Problem requirements: Take the data below and repeat it exactly.

(Collected data entries)
+++++

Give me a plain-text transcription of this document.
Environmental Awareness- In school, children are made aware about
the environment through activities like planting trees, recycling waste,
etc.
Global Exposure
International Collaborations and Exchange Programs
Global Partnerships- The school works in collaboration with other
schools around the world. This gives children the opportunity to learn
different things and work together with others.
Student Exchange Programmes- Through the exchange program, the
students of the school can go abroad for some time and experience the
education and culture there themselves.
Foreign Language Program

+++++

Result:
Give me a plain-text transcription of this document.
Environmental Awareness- In school, children are made aware about
the environment through activities like planting trees, recycling waste,
etc.
Global Exposure
International Collaborations and Exchange Programs
Global Partnerships- The school works in collaboration with other
schools around the world. This gives children the opportunity to learn
different things and work together with others.
Student Exchange Programmes- Through the exchange program, the
students of the school can go abroad for some time and experience the
education and culture there themselves.
Foreign Language Program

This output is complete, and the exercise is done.